**What to produce:** Check every line of the entries for "万庆良流毒影响", and copy the lines that hold it.
** START **
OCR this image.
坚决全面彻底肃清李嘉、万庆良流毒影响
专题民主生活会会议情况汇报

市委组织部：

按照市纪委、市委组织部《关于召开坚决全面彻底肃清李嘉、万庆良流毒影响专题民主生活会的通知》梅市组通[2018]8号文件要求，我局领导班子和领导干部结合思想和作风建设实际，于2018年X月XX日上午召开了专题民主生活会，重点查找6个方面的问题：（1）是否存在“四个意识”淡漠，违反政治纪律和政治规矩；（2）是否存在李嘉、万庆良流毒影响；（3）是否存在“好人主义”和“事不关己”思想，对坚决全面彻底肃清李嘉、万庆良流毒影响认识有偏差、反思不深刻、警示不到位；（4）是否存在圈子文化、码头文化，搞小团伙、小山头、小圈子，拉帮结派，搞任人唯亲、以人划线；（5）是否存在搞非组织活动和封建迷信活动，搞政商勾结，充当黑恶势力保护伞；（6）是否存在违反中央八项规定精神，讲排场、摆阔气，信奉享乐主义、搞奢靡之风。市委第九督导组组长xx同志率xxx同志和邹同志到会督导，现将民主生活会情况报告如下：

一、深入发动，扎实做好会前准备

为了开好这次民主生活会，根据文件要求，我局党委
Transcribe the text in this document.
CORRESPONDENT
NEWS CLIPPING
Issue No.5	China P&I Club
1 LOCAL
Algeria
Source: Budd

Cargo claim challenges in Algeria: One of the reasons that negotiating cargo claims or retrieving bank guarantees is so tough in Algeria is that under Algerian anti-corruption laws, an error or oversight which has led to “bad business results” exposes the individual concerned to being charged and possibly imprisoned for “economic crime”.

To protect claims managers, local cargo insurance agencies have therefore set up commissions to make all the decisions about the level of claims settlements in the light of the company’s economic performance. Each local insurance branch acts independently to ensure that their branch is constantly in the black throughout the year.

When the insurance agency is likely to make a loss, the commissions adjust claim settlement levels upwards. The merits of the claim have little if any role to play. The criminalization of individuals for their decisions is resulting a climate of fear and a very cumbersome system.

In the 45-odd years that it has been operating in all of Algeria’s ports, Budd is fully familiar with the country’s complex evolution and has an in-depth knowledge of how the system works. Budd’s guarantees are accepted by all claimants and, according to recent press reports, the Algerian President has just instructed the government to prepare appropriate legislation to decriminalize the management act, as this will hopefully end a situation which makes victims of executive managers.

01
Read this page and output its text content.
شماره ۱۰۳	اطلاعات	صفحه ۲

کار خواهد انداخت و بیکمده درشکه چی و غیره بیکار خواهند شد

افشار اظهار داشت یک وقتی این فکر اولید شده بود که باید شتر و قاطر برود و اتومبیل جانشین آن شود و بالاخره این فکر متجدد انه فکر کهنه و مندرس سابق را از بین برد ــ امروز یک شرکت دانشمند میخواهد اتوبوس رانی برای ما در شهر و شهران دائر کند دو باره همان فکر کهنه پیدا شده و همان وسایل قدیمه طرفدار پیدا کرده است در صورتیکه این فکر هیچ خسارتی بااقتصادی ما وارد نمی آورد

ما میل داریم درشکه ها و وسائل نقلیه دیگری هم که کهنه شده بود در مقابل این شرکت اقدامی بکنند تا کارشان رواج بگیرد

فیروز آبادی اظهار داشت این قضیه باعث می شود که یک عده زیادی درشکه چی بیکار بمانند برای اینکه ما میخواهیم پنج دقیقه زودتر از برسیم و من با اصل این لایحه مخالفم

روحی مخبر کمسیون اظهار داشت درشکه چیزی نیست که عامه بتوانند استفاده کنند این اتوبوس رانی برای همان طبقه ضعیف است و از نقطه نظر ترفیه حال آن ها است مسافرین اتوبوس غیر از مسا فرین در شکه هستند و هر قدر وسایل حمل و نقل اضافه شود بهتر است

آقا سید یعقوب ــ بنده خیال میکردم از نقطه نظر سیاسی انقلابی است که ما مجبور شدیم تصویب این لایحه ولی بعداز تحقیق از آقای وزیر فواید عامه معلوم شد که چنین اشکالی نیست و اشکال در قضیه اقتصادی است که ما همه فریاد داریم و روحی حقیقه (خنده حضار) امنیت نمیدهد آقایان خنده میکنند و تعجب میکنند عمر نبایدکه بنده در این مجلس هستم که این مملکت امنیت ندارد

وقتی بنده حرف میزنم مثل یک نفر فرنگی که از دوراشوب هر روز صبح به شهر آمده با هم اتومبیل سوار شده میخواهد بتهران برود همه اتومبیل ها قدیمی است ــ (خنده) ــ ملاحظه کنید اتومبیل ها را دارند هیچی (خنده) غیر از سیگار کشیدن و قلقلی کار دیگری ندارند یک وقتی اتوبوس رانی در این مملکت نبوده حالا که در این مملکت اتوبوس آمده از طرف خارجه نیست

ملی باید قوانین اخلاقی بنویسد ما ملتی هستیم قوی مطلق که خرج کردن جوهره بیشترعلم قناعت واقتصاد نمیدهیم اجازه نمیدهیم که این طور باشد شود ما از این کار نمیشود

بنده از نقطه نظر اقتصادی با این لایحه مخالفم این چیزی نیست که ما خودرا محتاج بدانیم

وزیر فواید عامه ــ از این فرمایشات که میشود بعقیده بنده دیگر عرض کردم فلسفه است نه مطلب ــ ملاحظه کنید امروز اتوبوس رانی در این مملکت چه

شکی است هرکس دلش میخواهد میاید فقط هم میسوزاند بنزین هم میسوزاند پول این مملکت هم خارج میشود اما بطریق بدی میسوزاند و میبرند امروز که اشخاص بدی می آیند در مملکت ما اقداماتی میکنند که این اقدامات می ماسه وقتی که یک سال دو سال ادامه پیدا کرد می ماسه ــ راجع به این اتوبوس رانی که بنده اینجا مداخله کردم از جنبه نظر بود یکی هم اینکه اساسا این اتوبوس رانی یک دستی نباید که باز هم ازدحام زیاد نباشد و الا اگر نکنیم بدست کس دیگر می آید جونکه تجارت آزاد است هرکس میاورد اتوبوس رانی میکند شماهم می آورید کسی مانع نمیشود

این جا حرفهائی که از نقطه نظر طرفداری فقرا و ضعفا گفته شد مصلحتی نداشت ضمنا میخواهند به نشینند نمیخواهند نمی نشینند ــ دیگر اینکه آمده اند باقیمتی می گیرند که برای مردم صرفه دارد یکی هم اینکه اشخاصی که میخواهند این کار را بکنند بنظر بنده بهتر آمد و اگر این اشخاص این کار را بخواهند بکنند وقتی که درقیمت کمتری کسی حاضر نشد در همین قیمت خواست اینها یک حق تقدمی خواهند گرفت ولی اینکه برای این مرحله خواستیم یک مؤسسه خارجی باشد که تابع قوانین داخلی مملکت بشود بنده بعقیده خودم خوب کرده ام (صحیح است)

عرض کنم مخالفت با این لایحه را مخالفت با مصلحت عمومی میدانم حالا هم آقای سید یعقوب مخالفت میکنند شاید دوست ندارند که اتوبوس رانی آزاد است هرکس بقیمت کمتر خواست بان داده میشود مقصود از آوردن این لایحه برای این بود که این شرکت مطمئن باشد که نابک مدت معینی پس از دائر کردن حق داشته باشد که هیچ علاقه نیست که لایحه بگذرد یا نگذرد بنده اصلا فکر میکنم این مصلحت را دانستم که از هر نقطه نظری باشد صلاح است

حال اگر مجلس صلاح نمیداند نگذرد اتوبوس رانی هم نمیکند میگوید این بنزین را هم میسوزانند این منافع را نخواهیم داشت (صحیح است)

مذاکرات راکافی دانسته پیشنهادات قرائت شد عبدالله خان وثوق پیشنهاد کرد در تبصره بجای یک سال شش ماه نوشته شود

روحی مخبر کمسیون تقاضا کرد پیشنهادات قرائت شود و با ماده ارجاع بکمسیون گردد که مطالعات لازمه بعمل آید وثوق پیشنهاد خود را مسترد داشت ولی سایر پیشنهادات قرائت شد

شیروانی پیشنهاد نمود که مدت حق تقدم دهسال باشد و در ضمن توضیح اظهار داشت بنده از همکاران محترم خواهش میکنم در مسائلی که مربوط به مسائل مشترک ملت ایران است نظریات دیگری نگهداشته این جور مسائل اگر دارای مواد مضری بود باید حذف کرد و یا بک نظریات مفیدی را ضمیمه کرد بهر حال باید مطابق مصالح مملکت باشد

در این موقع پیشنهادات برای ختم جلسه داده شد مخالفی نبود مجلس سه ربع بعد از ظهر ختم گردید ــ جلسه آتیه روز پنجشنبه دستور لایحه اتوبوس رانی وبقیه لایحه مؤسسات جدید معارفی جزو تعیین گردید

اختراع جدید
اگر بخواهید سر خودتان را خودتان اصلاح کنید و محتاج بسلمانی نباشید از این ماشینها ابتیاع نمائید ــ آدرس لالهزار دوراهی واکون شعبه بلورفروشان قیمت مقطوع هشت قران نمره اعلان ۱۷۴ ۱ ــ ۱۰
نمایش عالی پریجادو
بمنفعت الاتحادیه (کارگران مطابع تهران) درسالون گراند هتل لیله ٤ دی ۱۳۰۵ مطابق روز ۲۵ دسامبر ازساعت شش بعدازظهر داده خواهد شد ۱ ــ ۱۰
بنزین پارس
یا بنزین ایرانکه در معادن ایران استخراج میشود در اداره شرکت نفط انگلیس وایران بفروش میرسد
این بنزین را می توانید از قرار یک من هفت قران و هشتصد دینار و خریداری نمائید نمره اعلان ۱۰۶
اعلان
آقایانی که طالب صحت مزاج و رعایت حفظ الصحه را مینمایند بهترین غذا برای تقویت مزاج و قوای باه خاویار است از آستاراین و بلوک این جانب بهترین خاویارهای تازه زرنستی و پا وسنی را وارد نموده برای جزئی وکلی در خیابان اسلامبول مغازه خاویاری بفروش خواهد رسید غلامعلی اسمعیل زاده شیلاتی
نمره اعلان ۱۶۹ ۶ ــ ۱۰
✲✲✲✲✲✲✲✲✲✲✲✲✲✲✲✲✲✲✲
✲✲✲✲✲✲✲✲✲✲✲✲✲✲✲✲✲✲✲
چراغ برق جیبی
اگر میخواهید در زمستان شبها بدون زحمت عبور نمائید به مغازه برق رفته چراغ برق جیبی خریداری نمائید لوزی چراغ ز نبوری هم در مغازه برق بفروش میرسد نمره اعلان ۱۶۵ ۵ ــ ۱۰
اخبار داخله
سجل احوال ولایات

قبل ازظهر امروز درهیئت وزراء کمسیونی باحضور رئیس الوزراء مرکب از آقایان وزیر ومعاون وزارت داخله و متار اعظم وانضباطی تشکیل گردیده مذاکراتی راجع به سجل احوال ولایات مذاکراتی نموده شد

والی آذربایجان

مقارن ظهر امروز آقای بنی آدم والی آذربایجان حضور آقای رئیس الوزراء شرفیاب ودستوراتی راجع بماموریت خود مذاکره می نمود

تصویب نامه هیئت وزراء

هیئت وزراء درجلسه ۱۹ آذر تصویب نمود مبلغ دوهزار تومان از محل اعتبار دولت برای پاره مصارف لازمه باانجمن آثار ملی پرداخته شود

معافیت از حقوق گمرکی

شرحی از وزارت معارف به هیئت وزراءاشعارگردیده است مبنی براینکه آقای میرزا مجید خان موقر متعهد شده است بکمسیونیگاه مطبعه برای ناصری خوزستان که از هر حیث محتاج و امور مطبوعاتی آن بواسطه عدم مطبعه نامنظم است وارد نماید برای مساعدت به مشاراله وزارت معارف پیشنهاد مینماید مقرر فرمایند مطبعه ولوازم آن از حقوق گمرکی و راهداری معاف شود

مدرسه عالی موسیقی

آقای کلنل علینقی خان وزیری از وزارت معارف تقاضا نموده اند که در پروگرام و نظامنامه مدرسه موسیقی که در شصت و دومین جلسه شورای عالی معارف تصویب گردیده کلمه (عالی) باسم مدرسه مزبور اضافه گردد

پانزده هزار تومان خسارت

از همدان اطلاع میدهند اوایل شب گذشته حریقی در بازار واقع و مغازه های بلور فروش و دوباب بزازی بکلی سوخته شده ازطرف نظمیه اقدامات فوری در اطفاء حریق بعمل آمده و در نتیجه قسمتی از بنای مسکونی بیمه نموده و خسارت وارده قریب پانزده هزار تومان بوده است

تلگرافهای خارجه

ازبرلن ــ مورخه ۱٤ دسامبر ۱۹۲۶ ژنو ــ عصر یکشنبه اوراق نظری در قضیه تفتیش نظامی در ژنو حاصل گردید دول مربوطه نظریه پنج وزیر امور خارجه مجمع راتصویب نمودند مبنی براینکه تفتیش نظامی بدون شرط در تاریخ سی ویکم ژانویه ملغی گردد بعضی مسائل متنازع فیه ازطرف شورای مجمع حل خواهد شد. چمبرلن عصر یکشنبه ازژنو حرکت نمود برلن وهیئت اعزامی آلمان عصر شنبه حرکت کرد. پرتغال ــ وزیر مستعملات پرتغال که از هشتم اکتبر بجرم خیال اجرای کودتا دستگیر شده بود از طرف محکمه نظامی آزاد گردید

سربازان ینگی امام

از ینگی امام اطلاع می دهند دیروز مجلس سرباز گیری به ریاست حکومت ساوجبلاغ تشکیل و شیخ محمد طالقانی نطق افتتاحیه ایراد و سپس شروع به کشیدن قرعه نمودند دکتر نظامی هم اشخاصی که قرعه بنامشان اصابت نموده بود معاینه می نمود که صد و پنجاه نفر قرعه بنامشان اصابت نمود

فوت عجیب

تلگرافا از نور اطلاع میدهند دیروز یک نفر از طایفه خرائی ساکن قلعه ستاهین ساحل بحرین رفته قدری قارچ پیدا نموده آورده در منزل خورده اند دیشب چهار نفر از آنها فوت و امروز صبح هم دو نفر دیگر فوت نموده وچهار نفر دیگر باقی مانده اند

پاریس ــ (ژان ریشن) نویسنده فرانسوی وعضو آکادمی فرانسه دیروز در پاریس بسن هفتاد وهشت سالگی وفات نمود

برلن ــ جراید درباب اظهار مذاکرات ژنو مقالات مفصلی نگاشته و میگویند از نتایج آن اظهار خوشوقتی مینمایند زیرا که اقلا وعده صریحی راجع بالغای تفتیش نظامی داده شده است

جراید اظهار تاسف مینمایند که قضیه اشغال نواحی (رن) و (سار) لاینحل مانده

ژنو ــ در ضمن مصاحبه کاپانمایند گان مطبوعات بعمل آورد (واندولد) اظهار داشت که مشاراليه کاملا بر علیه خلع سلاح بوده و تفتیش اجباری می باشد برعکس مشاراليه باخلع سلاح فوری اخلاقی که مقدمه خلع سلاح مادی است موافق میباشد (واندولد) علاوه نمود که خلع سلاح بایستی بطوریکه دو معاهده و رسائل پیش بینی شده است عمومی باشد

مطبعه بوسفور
** END **
**Expected answer:**
坚决全面彻底肃清李嘉、万庆良流毒影响
按照市纪委、市委组织部《关于召开坚决全面彻底肃清李嘉、万庆良流毒影响专题民主生活会的通知》梅市组通[2018]8号文件要求，我局领导班子和领导干部结合思想和作风建设实际，于2018年X月XX日上午召开了专题民主生活会，重点查找6个方面的问题：（1）是否存在“四个意识”淡漠，违反政治纪律和政治规矩；（2）是否存在李嘉、万庆良流毒影响；（3）是否存在“好人主义”和“事不关己”思想，对坚决全面彻底肃清李嘉、万庆良流毒影响认识有偏差、反思不深刻、警示不到位；（4）是否存在圈子文化、码头文化，搞小团伙、小山头、小圈子，拉帮结派，搞任人唯亲、以人划线；（5）是否存在搞非组织活动和封建迷信活动，搞政商勾结，充当黑恶势力保护伞；（6）是否存在违反中央八项规定精神，讲排场、摆阔气，信奉享乐主义、搞奢靡之风。市委第九督导组组长xx同志率xxx同志和邹同志到会督导，现将民主生活会情况报告如下：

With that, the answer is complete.